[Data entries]
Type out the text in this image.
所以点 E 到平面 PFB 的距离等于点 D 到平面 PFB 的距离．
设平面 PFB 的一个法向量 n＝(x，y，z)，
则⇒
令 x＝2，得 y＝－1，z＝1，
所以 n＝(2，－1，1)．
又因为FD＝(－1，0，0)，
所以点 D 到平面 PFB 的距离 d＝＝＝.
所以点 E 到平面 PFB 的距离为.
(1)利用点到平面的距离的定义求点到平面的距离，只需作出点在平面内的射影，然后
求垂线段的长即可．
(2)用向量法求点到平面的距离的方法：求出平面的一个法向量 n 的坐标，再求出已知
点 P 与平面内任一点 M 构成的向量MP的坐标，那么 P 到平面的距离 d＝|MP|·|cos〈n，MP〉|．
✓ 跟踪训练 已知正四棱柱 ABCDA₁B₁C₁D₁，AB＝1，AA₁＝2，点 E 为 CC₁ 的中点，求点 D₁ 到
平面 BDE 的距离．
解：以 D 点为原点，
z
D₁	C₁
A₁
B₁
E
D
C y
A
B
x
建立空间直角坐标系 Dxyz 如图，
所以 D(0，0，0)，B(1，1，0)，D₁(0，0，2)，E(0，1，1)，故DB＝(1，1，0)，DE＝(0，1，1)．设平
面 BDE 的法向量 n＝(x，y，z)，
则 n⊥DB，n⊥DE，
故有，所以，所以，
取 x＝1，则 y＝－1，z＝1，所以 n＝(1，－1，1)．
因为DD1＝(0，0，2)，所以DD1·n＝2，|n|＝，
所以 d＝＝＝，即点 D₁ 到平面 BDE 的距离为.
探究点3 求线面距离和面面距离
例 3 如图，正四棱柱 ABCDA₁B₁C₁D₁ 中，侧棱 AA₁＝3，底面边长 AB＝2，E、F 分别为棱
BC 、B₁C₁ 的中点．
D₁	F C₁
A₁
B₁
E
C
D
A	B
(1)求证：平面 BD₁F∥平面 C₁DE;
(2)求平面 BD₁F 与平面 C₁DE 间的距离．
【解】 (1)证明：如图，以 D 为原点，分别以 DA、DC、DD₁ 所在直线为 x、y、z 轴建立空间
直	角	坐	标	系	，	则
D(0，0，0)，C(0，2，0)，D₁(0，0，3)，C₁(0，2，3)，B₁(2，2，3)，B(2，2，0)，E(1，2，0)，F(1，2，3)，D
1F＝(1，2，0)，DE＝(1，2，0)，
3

Stated goal: Filter the entries and copy out every line with the word "C₁DE".

Result of the task:
(1)求证：平面 BD₁F∥平面 C₁DE;
(2)求平面 BD₁F 与平面 C₁DE 间的距离．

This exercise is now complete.